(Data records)
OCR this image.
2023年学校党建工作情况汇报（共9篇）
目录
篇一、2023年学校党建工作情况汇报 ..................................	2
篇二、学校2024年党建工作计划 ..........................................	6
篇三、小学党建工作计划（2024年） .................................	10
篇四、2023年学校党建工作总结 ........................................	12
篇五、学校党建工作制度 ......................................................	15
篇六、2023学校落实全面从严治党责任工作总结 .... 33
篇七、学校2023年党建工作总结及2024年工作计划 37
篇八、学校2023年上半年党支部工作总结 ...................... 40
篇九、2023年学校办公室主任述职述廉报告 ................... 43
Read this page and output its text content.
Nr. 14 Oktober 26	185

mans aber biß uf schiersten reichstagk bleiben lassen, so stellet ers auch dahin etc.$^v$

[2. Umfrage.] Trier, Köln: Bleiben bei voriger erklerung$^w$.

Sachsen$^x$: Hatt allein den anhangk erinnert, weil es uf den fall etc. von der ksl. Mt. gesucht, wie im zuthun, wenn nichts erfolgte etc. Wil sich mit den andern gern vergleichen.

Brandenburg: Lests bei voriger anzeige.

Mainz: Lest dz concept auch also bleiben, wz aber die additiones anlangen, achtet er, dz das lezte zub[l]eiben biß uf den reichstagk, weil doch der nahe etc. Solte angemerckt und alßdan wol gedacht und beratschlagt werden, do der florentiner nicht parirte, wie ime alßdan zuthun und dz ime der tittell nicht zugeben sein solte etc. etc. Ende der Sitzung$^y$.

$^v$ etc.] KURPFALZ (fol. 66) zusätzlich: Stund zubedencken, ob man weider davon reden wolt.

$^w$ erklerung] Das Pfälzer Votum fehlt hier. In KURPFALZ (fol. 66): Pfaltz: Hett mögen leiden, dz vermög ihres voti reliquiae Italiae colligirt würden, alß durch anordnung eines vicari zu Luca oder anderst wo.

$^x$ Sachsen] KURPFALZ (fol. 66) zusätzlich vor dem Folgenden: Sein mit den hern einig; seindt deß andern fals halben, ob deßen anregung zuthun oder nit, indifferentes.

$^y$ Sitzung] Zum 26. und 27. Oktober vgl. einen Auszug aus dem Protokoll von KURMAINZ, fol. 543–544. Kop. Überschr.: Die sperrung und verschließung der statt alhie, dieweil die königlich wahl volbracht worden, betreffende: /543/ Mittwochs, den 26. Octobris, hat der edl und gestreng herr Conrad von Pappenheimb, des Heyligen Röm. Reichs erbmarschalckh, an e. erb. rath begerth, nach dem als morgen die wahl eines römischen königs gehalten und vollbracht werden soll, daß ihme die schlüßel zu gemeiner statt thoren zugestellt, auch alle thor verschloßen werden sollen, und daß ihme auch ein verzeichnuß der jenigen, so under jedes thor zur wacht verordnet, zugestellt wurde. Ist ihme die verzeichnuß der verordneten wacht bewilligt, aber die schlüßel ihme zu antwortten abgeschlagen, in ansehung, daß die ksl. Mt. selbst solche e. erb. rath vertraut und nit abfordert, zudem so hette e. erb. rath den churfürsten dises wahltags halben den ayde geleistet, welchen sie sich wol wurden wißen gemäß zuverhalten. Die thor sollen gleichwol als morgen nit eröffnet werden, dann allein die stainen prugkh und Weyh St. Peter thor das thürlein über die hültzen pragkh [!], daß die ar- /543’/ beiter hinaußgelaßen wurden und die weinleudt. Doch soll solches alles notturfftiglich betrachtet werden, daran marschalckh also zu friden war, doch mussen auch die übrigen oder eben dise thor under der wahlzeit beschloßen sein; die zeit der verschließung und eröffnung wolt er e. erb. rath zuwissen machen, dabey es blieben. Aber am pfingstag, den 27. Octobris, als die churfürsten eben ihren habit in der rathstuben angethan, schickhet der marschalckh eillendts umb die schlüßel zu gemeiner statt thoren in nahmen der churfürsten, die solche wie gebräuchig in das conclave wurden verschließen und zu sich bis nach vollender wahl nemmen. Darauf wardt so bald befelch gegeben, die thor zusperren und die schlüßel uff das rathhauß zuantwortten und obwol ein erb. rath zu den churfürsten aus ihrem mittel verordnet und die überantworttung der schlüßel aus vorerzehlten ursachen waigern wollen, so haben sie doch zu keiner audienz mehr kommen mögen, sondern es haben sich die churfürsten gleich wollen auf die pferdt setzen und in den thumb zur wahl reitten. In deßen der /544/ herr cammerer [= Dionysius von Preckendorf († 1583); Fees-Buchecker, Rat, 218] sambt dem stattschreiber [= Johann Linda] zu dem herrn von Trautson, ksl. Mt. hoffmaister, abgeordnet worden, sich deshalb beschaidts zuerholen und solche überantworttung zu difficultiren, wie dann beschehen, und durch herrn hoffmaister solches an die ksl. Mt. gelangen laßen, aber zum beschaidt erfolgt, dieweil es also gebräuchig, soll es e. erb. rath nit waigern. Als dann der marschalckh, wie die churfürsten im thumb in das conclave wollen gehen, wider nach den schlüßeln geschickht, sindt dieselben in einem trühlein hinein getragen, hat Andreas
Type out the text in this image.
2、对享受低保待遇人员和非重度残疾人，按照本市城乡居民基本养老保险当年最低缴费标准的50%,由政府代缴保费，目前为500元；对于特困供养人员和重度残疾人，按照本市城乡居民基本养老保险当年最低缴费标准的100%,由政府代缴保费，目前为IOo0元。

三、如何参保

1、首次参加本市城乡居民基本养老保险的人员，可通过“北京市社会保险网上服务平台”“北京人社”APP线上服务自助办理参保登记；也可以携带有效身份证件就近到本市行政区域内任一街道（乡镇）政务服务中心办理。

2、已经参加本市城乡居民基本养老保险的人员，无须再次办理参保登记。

=== WORK TO DO ===
Take the lines above from the one holding "Type out the text in this image." to the last and output them exactly.

=== RESULT FOR THIS EXERCISE ===
Type out the text in this image.
2、对享受低保待遇人员和非重度残疾人，按照本市城乡居民基本养老保险当年最低缴费标准的50%,由政府代缴保费，目前为500元；对于特困供养人员和重度残疾人，按照本市城乡居民基本养老保险当年最低缴费标准的100%,由政府代缴保费，目前为IOo0元。

三、如何参保

1、首次参加本市城乡居民基本养老保险的人员，可通过“北京市社会保险网上服务平台”“北京人社”APP线上服务自助办理参保登记；也可以携带有效身份证件就近到本市行政区域内任一街道（乡镇）政务服务中心办理。

2、已经参加本市城乡居民基本养老保险的人员，无须再次办理参保登记。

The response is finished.